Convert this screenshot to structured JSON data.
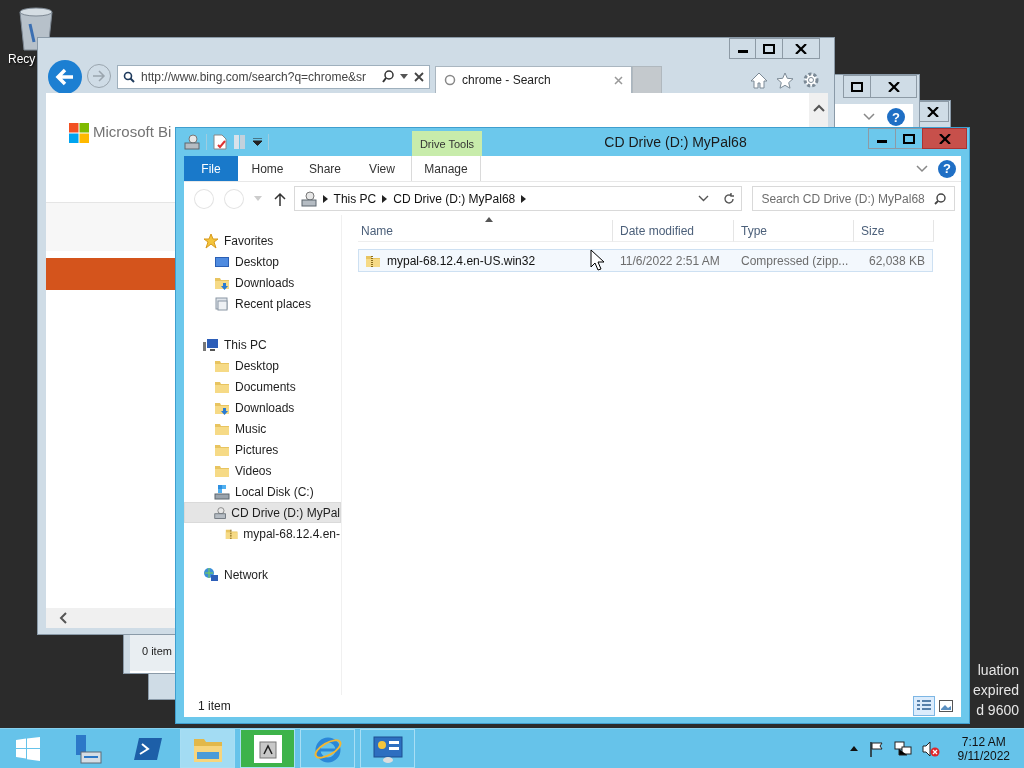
{
  "desktop": {
    "recycle_bin": {
      "label": "Recy"
    },
    "watermark": [
      "luation",
      "expired",
      "d 9600"
    ]
  },
  "back_window": {
    "help": "?",
    "status": "0 item"
  },
  "browser": {
    "address": "http://www.bing.com/search?q=chrome&sr",
    "tabs": [
      {
        "label": "chrome - Search",
        "selected": true
      }
    ],
    "page": {
      "logo": "Microsoft Bi"
    }
  },
  "explorer": {
    "title": "CD Drive (D:) MyPal68",
    "context_tab": "Drive Tools",
    "help": "?",
    "ribbon_tabs": [
      {
        "label": "File",
        "kind": "file"
      },
      {
        "label": "Home",
        "kind": "tab"
      },
      {
        "label": "Share",
        "kind": "tab"
      },
      {
        "label": "View",
        "kind": "tab"
      },
      {
        "label": "Manage",
        "kind": "context"
      }
    ],
    "breadcrumb": [
      "This PC",
      "CD Drive (D:) MyPal68"
    ],
    "search": {
      "placeholder": "Search CD Drive (D:) MyPal68"
    },
    "nav": [
      {
        "label": "Favorites",
        "kind": "favorites",
        "selected": false,
        "children": [
          {
            "label": "Desktop",
            "kind": "desktop",
            "selected": false
          },
          {
            "label": "Downloads",
            "kind": "downloads",
            "selected": false
          },
          {
            "label": "Recent places",
            "kind": "recent",
            "selected": false
          }
        ]
      },
      {
        "label": "This PC",
        "kind": "computer",
        "selected": false,
        "children": [
          {
            "label": "Desktop",
            "kind": "folder",
            "selected": false
          },
          {
            "label": "Documents",
            "kind": "folder",
            "selected": false
          },
          {
            "label": "Downloads",
            "kind": "downloads",
            "selected": false
          },
          {
            "label": "Music",
            "kind": "folder",
            "selected": false
          },
          {
            "label": "Pictures",
            "kind": "folder",
            "selected": false
          },
          {
            "label": "Videos",
            "kind": "folder",
            "selected": false
          },
          {
            "label": "Local Disk (C:)",
            "kind": "drive",
            "selected": false
          },
          {
            "label": "CD Drive (D:) MyPal",
            "kind": "disc",
            "selected": true,
            "children": [
              {
                "label": "mypal-68.12.4.en-",
                "kind": "archive",
                "selected": false
              }
            ]
          }
        ]
      },
      {
        "label": "Network",
        "kind": "network",
        "selected": false
      }
    ],
    "columns": [
      {
        "label": "Name",
        "sorted": true
      },
      {
        "label": "Date modified",
        "sorted": false
      },
      {
        "label": "Type",
        "sorted": false
      },
      {
        "label": "Size",
        "sorted": false
      }
    ],
    "rows": [
      {
        "name": "mypal-68.12.4.en-US.win32",
        "date": "11/6/2022 2:51 AM",
        "type": "Compressed (zipp...",
        "size": "62,038 KB",
        "selected": true
      }
    ],
    "status": "1 item"
  },
  "taskbar": {
    "apps": [
      {
        "kind": "server",
        "running": false,
        "active": false
      },
      {
        "kind": "shell",
        "running": false,
        "active": false
      },
      {
        "kind": "explorer",
        "running": true,
        "active": true
      },
      {
        "kind": "installer",
        "running": true,
        "active": false
      },
      {
        "kind": "browser",
        "running": true,
        "active": false
      },
      {
        "kind": "control",
        "running": true,
        "active": false
      }
    ],
    "clock": {
      "time": "7:12 AM",
      "date": "9/11/2022"
    }
  }
}
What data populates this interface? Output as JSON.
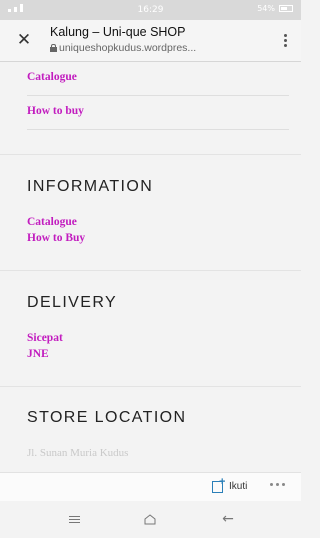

**Exercise brief**
Pick out the lines that include the word "data" and write them out.

**Written answer**
Convert this screenshot to structured JSON data.
What data populates this interface? Output as JSON.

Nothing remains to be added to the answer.